• [Data supplied]

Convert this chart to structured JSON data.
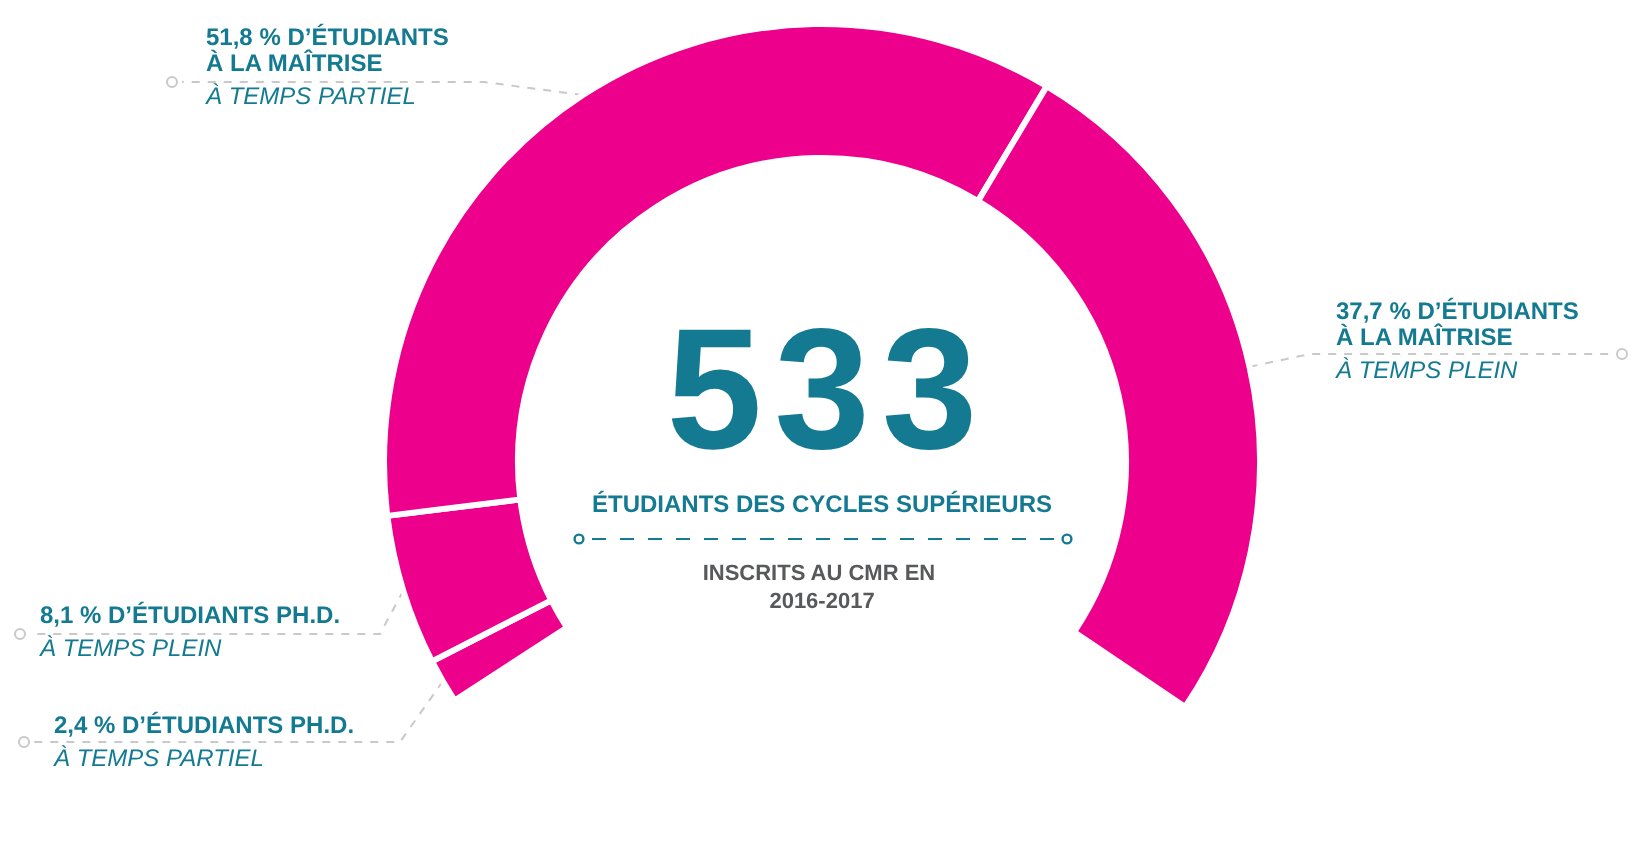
{
  "chart_data": {
    "type": "donut",
    "title": "533",
    "subtitle": "ÉTUDIANTS DES CYCLES SUPÉRIEURS",
    "annotations": [
      "INSCRITS AU CMR EN 2016-2017"
    ],
    "categories": [
      "D’ÉTUDIANTS PH.D.\nÀ TEMPS PARTIEL",
      "D’ÉTUDIANTS PH.D.\nÀ TEMPS PLEIN",
      "D’ÉTUDIANTS\nÀ LA MAÎTRISE\nÀ TEMPS PARTIEL",
      "D’ÉTUDIANTS\nÀ LA MAÎTRISE\nÀ TEMPS PLEIN"
    ],
    "values": [
      2.4,
      8.1,
      51.8,
      37.7
    ],
    "value_labels": [
      "2,4 %",
      "8,1 %",
      "51,8 %",
      "37,7 %"
    ],
    "colors": [
      "#ec008c",
      "#ec008c",
      "#ec008c",
      "#ec008c"
    ]
  }
}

• [Your instructions] Determine how many lines contain the word "ÉTUDIANTS" and reply with that number alone.

• [Response below] 5